[What you need to do]: Locate each line in the records containing "Long". Copy it.

Items from a dataset:
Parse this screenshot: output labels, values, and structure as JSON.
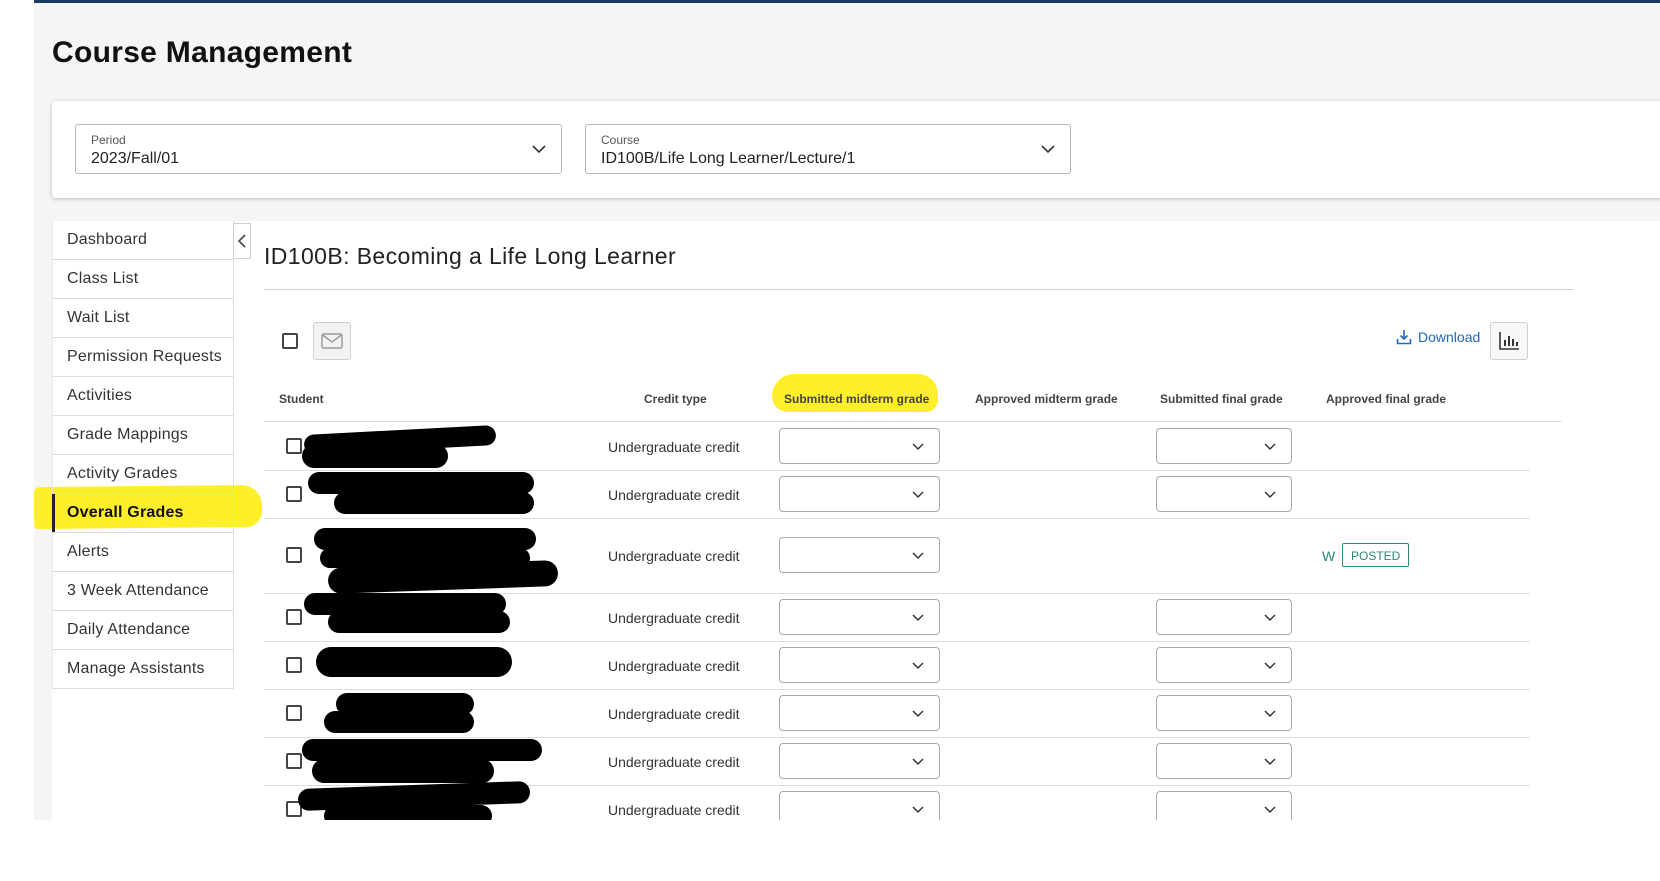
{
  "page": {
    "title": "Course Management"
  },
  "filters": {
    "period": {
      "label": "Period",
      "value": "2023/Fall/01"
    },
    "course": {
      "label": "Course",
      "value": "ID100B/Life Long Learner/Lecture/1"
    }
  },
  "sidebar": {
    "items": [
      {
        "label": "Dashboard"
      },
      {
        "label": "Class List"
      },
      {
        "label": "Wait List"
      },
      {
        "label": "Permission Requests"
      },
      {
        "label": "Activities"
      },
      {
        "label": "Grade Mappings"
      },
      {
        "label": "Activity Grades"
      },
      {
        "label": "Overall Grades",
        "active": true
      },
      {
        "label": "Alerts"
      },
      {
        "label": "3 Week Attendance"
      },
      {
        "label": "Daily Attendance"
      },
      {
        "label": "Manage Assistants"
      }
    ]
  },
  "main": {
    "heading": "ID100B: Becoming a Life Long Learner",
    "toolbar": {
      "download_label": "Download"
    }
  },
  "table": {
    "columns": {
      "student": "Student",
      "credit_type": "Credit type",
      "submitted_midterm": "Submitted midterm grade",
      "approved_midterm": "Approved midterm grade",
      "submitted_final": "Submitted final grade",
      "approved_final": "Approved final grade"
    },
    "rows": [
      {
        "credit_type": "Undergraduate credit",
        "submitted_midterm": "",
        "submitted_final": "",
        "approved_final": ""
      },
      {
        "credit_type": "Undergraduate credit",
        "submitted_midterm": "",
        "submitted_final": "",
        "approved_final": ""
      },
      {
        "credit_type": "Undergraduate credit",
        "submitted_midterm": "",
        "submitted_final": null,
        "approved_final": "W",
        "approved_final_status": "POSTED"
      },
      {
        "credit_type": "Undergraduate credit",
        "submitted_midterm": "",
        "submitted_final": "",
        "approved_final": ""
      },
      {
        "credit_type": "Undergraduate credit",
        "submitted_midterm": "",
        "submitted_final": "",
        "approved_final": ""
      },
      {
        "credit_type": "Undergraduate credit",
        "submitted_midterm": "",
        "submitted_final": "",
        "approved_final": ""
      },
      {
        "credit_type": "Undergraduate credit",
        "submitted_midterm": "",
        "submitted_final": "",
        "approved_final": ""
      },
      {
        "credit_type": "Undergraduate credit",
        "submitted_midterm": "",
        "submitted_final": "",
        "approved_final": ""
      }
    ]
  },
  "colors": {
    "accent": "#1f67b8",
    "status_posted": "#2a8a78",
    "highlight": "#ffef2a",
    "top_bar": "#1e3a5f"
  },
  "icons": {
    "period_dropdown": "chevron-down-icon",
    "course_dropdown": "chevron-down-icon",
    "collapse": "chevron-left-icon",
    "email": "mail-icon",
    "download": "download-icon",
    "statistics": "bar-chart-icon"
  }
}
* * *
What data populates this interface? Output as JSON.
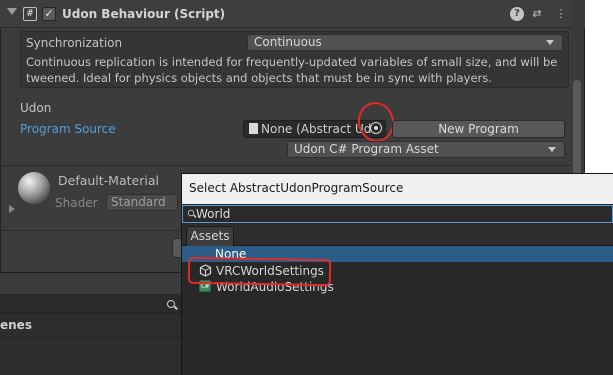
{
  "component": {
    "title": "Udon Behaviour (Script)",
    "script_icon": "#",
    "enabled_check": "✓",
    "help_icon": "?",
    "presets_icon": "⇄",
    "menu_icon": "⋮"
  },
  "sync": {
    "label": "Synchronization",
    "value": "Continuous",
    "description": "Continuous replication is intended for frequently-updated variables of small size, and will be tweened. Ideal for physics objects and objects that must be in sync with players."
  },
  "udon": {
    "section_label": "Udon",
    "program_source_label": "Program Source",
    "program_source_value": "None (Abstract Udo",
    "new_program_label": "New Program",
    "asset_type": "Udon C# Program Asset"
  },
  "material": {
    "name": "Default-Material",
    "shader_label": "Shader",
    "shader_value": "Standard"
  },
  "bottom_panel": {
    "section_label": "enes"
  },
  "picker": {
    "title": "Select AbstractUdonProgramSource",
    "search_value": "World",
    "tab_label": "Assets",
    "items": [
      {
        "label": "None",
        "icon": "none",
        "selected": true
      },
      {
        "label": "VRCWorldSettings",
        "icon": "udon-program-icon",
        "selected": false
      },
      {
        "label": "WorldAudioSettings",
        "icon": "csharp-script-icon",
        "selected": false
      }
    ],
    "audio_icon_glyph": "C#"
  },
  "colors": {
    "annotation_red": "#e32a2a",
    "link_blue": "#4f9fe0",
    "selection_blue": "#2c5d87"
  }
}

[Task output]:
      "value": "ID100B/Life Long Learner/Lecture/1"
    "heading": "ID100B: Becoming a Life Long Learner",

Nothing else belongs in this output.